— THE REQUEST —
Your task is to transcribe the data in full.

Stored records:

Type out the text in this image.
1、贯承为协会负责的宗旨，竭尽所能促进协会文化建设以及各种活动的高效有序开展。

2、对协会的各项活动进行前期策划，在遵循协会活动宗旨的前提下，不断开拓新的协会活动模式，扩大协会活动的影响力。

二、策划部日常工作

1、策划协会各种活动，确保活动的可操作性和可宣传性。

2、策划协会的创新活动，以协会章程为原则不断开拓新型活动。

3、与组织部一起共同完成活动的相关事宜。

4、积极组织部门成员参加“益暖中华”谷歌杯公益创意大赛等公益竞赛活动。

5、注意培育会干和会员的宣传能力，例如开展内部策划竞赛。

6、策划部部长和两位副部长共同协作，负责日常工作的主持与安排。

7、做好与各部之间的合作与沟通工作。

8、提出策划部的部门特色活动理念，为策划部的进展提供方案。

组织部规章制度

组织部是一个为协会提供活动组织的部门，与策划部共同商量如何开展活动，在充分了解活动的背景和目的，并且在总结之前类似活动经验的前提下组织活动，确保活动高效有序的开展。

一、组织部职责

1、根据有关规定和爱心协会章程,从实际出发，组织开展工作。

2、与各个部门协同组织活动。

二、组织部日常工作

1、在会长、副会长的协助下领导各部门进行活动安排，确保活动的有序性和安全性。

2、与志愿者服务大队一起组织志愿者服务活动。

— WRITTEN SOLUTION —
Type out the text in this image.
1、贯承为协会负责的宗旨，竭尽所能促进协会文化建设以及各种活动的高效有序开展。

2、对协会的各项活动进行前期策划，在遵循协会活动宗旨的前提下，不断开拓新的协会活动模式，扩大协会活动的影响力。

二、策划部日常工作

1、策划协会各种活动，确保活动的可操作性和可宣传性。

2、策划协会的创新活动，以协会章程为原则不断开拓新型活动。

3、与组织部一起共同完成活动的相关事宜。

4、积极组织部门成员参加“益暖中华”谷歌杯公益创意大赛等公益竞赛活动。

5、注意培育会干和会员的宣传能力，例如开展内部策划竞赛。

6、策划部部长和两位副部长共同协作，负责日常工作的主持与安排。

7、做好与各部之间的合作与沟通工作。

8、提出策划部的部门特色活动理念，为策划部的进展提供方案。

组织部规章制度

组织部是一个为协会提供活动组织的部门，与策划部共同商量如何开展活动，在充分了解活动的背景和目的，并且在总结之前类似活动经验的前提下组织活动，确保活动高效有序的开展。

一、组织部职责

1、根据有关规定和爱心协会章程,从实际出发，组织开展工作。

2、与各个部门协同组织活动。

二、组织部日常工作

1、在会长、副会长的协助下领导各部门进行活动安排，确保活动的有序性和安全性。

2、与志愿者服务大队一起组织志愿者服务活动。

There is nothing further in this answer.